____ RECORDED DATA

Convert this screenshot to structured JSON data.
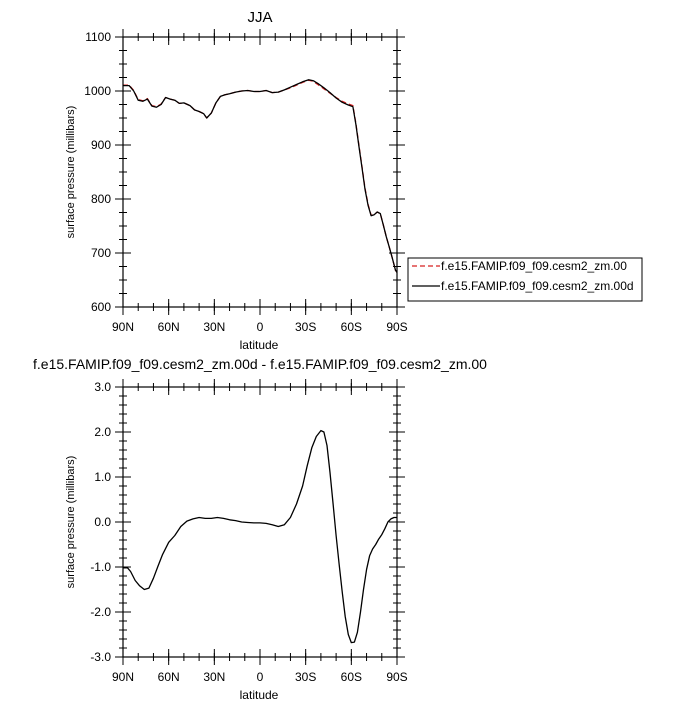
{
  "chart_data": [
    {
      "type": "line",
      "title": "JJA",
      "xlabel": "latitude",
      "ylabel": "surface pressure (millibars)",
      "xlim": [
        90,
        -90
      ],
      "ylim": [
        600,
        1100
      ],
      "xticks": [
        {
          "value": 90,
          "label": "90N"
        },
        {
          "value": 60,
          "label": "60N"
        },
        {
          "value": 30,
          "label": "30N"
        },
        {
          "value": 0,
          "label": "0"
        },
        {
          "value": -30,
          "label": "30S"
        },
        {
          "value": -60,
          "label": "60S"
        },
        {
          "value": -90,
          "label": "90S"
        }
      ],
      "yticks": [
        {
          "value": 1100,
          "label": "1100"
        },
        {
          "value": 1000,
          "label": "1000"
        },
        {
          "value": 900,
          "label": "900"
        },
        {
          "value": 800,
          "label": "800"
        },
        {
          "value": 700,
          "label": "700"
        },
        {
          "value": 600,
          "label": "600"
        }
      ],
      "legend": "right",
      "x": [
        90,
        86,
        83,
        80,
        77,
        74,
        71,
        68,
        65,
        62,
        59,
        56,
        53,
        50,
        46,
        43,
        40,
        37,
        35,
        32,
        29,
        26,
        23,
        20,
        16,
        12,
        8,
        4,
        0,
        -4,
        -8,
        -12,
        -16,
        -20,
        -24,
        -28,
        -32,
        -35,
        -38,
        -42,
        -46,
        -50,
        -54,
        -58,
        -61,
        -63,
        -65,
        -67,
        -69,
        -71,
        -73,
        -75,
        -77,
        -79,
        -81,
        -83,
        -85,
        -87,
        -89,
        -90
      ],
      "series": [
        {
          "name": "f.e15.FAMIP.f09_f09.cesm2_zm.00",
          "color": "#d62020",
          "style": "dashed",
          "values": [
            1011,
            1011,
            1001,
            984,
            982,
            986,
            973,
            971,
            976,
            988,
            985,
            983,
            977,
            978,
            973,
            965,
            962,
            958,
            950,
            959,
            978,
            990,
            993,
            995,
            998,
            1000,
            1001,
            999,
            999,
            1001,
            997,
            998,
            1002,
            1006,
            1011,
            1016,
            1020,
            1018,
            1012,
            1004,
            996,
            988,
            981,
            976,
            973,
            940,
            900,
            860,
            820,
            790,
            770,
            771,
            776,
            773,
            752,
            730,
            710,
            690,
            668,
            664
          ]
        },
        {
          "name": "f.e15.FAMIP.f09_f09.cesm2_zm.00d",
          "color": "#000000",
          "style": "solid",
          "values": [
            1010,
            1010,
            1000,
            983,
            981,
            985,
            972,
            970,
            975,
            988,
            985,
            983,
            977,
            978,
            973,
            965,
            962,
            958,
            950,
            959,
            978,
            990,
            993,
            995,
            998,
            1000,
            1001,
            999,
            999,
            1001,
            997,
            998,
            1002,
            1007,
            1012,
            1017,
            1021,
            1019,
            1014,
            1006,
            997,
            987,
            979,
            974,
            971,
            938,
            898,
            858,
            818,
            788,
            769,
            771,
            776,
            773,
            752,
            730,
            710,
            690,
            668,
            664
          ]
        }
      ]
    },
    {
      "type": "line",
      "title": "f.e15.FAMIP.f09_f09.cesm2_zm.00d - f.e15.FAMIP.f09_f09.cesm2_zm.00",
      "xlabel": "latitude",
      "ylabel": "surface pressure (millibars)",
      "xlim": [
        90,
        -90
      ],
      "ylim": [
        -3.0,
        3.0
      ],
      "xticks": [
        {
          "value": 90,
          "label": "90N"
        },
        {
          "value": 60,
          "label": "60N"
        },
        {
          "value": 30,
          "label": "30N"
        },
        {
          "value": 0,
          "label": "0"
        },
        {
          "value": -30,
          "label": "30S"
        },
        {
          "value": -60,
          "label": "60S"
        },
        {
          "value": -90,
          "label": "90S"
        }
      ],
      "yticks": [
        {
          "value": 3.0,
          "label": "3.0"
        },
        {
          "value": 2.0,
          "label": "2.0"
        },
        {
          "value": 1.0,
          "label": "1.0"
        },
        {
          "value": 0.0,
          "label": "0.0"
        },
        {
          "value": -1.0,
          "label": "-1.0"
        },
        {
          "value": -2.0,
          "label": "-2.0"
        },
        {
          "value": -3.0,
          "label": "-3.0"
        }
      ],
      "x": [
        90,
        87,
        85,
        82,
        79,
        76,
        73,
        70,
        67,
        64,
        60,
        56,
        52,
        48,
        44,
        40,
        36,
        32,
        28,
        24,
        20,
        16,
        12,
        8,
        4,
        0,
        -4,
        -8,
        -12,
        -16,
        -20,
        -24,
        -28,
        -31,
        -34,
        -37,
        -40,
        -42,
        -44,
        -46,
        -48,
        -50,
        -52,
        -54,
        -56,
        -58,
        -60,
        -62,
        -64,
        -66,
        -68,
        -70,
        -72,
        -74,
        -76,
        -78,
        -80,
        -82,
        -84,
        -86,
        -88,
        -90
      ],
      "series": [
        {
          "name": "f.e15.FAMIP.f09_f09.cesm2_zm.00d - f.e15.FAMIP.f09_f09.cesm2_zm.00",
          "color": "#000000",
          "style": "solid",
          "values": [
            -1.02,
            -1.02,
            -1.1,
            -1.3,
            -1.42,
            -1.5,
            -1.47,
            -1.25,
            -0.98,
            -0.72,
            -0.45,
            -0.3,
            -0.1,
            0.02,
            0.07,
            0.1,
            0.08,
            0.08,
            0.1,
            0.08,
            0.05,
            0.03,
            0.0,
            -0.01,
            -0.02,
            -0.02,
            -0.03,
            -0.06,
            -0.1,
            -0.06,
            0.1,
            0.4,
            0.8,
            1.25,
            1.65,
            1.9,
            2.03,
            2.0,
            1.7,
            1.1,
            0.4,
            -0.3,
            -0.95,
            -1.55,
            -2.1,
            -2.5,
            -2.68,
            -2.67,
            -2.45,
            -2.0,
            -1.5,
            -1.05,
            -0.75,
            -0.6,
            -0.5,
            -0.38,
            -0.28,
            -0.15,
            0.0,
            0.07,
            0.1,
            0.1
          ]
        }
      ]
    }
  ]
}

________

== OBJECTIVE ==
Copy the listing in full and without alteration, omitting every picture.

== REPLY ==
Convert this screenshot to structured JSON data.
{
  "chart_data": [
    {
      "type": "line",
      "title": "JJA",
      "xlabel": "latitude",
      "ylabel": "surface pressure (millibars)",
      "xlim": [
        90,
        -90
      ],
      "ylim": [
        600,
        1100
      ],
      "xticks": [
        {
          "value": 90,
          "label": "90N"
        },
        {
          "value": 60,
          "label": "60N"
        },
        {
          "value": 30,
          "label": "30N"
        },
        {
          "value": 0,
          "label": "0"
        },
        {
          "value": -30,
          "label": "30S"
        },
        {
          "value": -60,
          "label": "60S"
        },
        {
          "value": -90,
          "label": "90S"
        }
      ],
      "yticks": [
        {
          "value": 1100,
          "label": "1100"
        },
        {
          "value": 1000,
          "label": "1000"
        },
        {
          "value": 900,
          "label": "900"
        },
        {
          "value": 800,
          "label": "800"
        },
        {
          "value": 700,
          "label": "700"
        },
        {
          "value": 600,
          "label": "600"
        }
      ],
      "legend": "right",
      "x": [
        90,
        86,
        83,
        80,
        77,
        74,
        71,
        68,
        65,
        62,
        59,
        56,
        53,
        50,
        46,
        43,
        40,
        37,
        35,
        32,
        29,
        26,
        23,
        20,
        16,
        12,
        8,
        4,
        0,
        -4,
        -8,
        -12,
        -16,
        -20,
        -24,
        -28,
        -32,
        -35,
        -38,
        -42,
        -46,
        -50,
        -54,
        -58,
        -61,
        -63,
        -65,
        -67,
        -69,
        -71,
        -73,
        -75,
        -77,
        -79,
        -81,
        -83,
        -85,
        -87,
        -89,
        -90
      ],
      "series": [
        {
          "name": "f.e15.FAMIP.f09_f09.cesm2_zm.00",
          "color": "#d62020",
          "style": "dashed",
          "values": [
            1011,
            1011,
            1001,
            984,
            982,
            986,
            973,
            971,
            976,
            988,
            985,
            983,
            977,
            978,
            973,
            965,
            962,
            958,
            950,
            959,
            978,
            990,
            993,
            995,
            998,
            1000,
            1001,
            999,
            999,
            1001,
            997,
            998,
            1002,
            1006,
            1011,
            1016,
            1020,
            1018,
            1012,
            1004,
            996,
            988,
            981,
            976,
            973,
            940,
            900,
            860,
            820,
            790,
            770,
            771,
            776,
            773,
            752,
            730,
            710,
            690,
            668,
            664
          ]
        },
        {
          "name": "f.e15.FAMIP.f09_f09.cesm2_zm.00d",
          "color": "#000000",
          "style": "solid",
          "values": [
            1010,
            1010,
            1000,
            983,
            981,
            985,
            972,
            970,
            975,
            988,
            985,
            983,
            977,
            978,
            973,
            965,
            962,
            958,
            950,
            959,
            978,
            990,
            993,
            995,
            998,
            1000,
            1001,
            999,
            999,
            1001,
            997,
            998,
            1002,
            1007,
            1012,
            1017,
            1021,
            1019,
            1014,
            1006,
            997,
            987,
            979,
            974,
            971,
            938,
            898,
            858,
            818,
            788,
            769,
            771,
            776,
            773,
            752,
            730,
            710,
            690,
            668,
            664
          ]
        }
      ]
    },
    {
      "type": "line",
      "title": "f.e15.FAMIP.f09_f09.cesm2_zm.00d - f.e15.FAMIP.f09_f09.cesm2_zm.00",
      "xlabel": "latitude",
      "ylabel": "surface pressure (millibars)",
      "xlim": [
        90,
        -90
      ],
      "ylim": [
        -3.0,
        3.0
      ],
      "xticks": [
        {
          "value": 90,
          "label": "90N"
        },
        {
          "value": 60,
          "label": "60N"
        },
        {
          "value": 30,
          "label": "30N"
        },
        {
          "value": 0,
          "label": "0"
        },
        {
          "value": -30,
          "label": "30S"
        },
        {
          "value": -60,
          "label": "60S"
        },
        {
          "value": -90,
          "label": "90S"
        }
      ],
      "yticks": [
        {
          "value": 3.0,
          "label": "3.0"
        },
        {
          "value": 2.0,
          "label": "2.0"
        },
        {
          "value": 1.0,
          "label": "1.0"
        },
        {
          "value": 0.0,
          "label": "0.0"
        },
        {
          "value": -1.0,
          "label": "-1.0"
        },
        {
          "value": -2.0,
          "label": "-2.0"
        },
        {
          "value": -3.0,
          "label": "-3.0"
        }
      ],
      "x": [
        90,
        87,
        85,
        82,
        79,
        76,
        73,
        70,
        67,
        64,
        60,
        56,
        52,
        48,
        44,
        40,
        36,
        32,
        28,
        24,
        20,
        16,
        12,
        8,
        4,
        0,
        -4,
        -8,
        -12,
        -16,
        -20,
        -24,
        -28,
        -31,
        -34,
        -37,
        -40,
        -42,
        -44,
        -46,
        -48,
        -50,
        -52,
        -54,
        -56,
        -58,
        -60,
        -62,
        -64,
        -66,
        -68,
        -70,
        -72,
        -74,
        -76,
        -78,
        -80,
        -82,
        -84,
        -86,
        -88,
        -90
      ],
      "series": [
        {
          "name": "f.e15.FAMIP.f09_f09.cesm2_zm.00d - f.e15.FAMIP.f09_f09.cesm2_zm.00",
          "color": "#000000",
          "style": "solid",
          "values": [
            -1.02,
            -1.02,
            -1.1,
            -1.3,
            -1.42,
            -1.5,
            -1.47,
            -1.25,
            -0.98,
            -0.72,
            -0.45,
            -0.3,
            -0.1,
            0.02,
            0.07,
            0.1,
            0.08,
            0.08,
            0.1,
            0.08,
            0.05,
            0.03,
            0.0,
            -0.01,
            -0.02,
            -0.02,
            -0.03,
            -0.06,
            -0.1,
            -0.06,
            0.1,
            0.4,
            0.8,
            1.25,
            1.65,
            1.9,
            2.03,
            2.0,
            1.7,
            1.1,
            0.4,
            -0.3,
            -0.95,
            -1.55,
            -2.1,
            -2.5,
            -2.68,
            -2.67,
            -2.45,
            -2.0,
            -1.5,
            -1.05,
            -0.75,
            -0.6,
            -0.5,
            -0.38,
            -0.28,
            -0.15,
            0.0,
            0.07,
            0.1,
            0.1
          ]
        }
      ]
    }
  ]
}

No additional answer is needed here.